• [Goal] Gather all lines with "value" from the records.

• [Given information]

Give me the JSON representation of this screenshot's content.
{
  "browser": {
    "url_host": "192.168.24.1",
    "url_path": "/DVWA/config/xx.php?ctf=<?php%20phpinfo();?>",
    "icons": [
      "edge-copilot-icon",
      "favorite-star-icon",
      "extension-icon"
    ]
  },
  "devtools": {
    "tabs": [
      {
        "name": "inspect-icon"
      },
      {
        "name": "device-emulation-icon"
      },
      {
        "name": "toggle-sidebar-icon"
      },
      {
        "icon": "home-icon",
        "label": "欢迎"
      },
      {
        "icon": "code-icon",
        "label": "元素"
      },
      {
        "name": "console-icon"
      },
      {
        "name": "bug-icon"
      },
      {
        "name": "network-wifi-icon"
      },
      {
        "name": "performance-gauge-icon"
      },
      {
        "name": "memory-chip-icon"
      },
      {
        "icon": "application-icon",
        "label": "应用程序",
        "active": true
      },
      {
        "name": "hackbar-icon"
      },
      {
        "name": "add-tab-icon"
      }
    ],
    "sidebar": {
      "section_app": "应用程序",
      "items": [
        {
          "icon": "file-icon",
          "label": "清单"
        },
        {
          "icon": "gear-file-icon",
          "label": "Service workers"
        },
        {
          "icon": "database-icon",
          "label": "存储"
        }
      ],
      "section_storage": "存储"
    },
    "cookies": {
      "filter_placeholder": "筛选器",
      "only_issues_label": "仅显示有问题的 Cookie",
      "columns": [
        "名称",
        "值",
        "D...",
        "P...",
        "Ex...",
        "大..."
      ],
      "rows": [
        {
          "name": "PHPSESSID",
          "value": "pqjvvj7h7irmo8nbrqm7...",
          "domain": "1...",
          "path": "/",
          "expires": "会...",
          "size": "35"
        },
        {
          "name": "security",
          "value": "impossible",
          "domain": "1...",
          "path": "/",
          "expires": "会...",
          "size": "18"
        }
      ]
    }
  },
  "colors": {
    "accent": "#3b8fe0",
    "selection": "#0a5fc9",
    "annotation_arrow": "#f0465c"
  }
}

• [Task response]
          "value": "pqjvvj7h7irmo8nbrqm7...",
          "value": "impossible",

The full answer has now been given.